# WORK TO COMPLETE:
Copy every line of the listing that holds the string "content".

START RECORDS TO PROCESS

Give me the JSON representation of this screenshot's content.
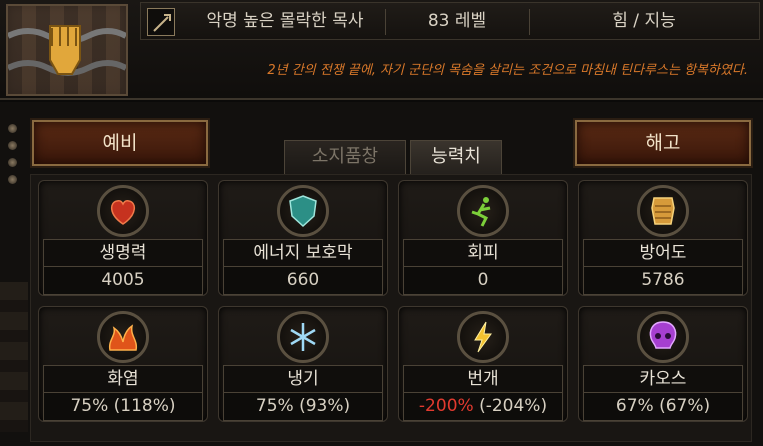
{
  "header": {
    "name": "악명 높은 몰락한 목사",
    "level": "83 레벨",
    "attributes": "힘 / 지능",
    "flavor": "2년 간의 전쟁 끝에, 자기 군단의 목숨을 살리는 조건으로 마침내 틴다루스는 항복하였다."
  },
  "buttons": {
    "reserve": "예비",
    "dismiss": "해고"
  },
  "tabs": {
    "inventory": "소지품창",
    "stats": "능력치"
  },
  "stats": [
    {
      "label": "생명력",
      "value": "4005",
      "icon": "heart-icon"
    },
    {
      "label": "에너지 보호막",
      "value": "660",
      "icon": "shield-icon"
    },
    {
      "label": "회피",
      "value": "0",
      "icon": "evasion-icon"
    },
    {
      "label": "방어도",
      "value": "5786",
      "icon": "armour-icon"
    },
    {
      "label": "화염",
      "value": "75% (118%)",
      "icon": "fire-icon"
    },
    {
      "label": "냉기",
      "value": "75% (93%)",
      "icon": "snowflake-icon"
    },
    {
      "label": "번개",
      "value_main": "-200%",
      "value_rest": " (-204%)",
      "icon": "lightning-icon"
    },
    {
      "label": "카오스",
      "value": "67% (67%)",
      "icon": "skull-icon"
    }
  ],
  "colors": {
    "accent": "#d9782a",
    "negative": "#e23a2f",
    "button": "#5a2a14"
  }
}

END RECORDS TO PROCESS
START RECORDS TO PROCESS

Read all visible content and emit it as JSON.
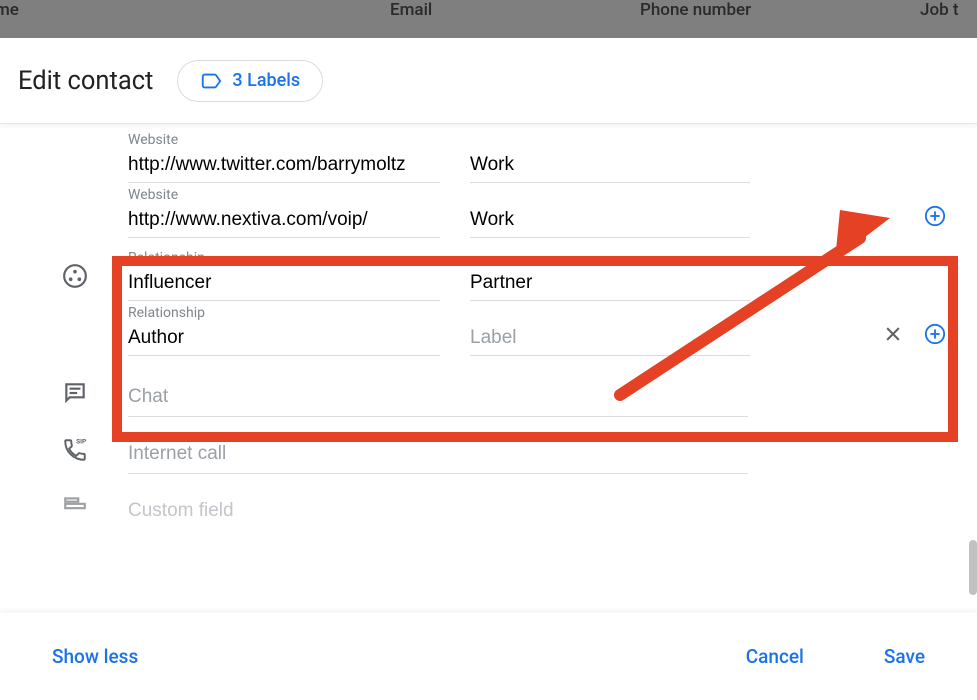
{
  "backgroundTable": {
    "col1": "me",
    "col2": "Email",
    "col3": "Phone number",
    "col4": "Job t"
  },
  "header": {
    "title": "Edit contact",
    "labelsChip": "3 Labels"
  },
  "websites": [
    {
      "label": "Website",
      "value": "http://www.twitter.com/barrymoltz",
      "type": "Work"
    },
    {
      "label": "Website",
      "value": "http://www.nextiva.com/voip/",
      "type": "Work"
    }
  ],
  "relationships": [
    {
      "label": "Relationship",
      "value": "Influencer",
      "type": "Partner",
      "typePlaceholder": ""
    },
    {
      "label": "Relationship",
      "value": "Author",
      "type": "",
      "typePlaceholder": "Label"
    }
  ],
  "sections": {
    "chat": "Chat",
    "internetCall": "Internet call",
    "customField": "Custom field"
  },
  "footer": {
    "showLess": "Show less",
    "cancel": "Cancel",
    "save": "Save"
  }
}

END RECORDS TO PROCESS

# RESPONSE FOR THIS EXERCISE:
Give me the JSON representation of this screenshot's content.
Read all visible content and emit it as JSON.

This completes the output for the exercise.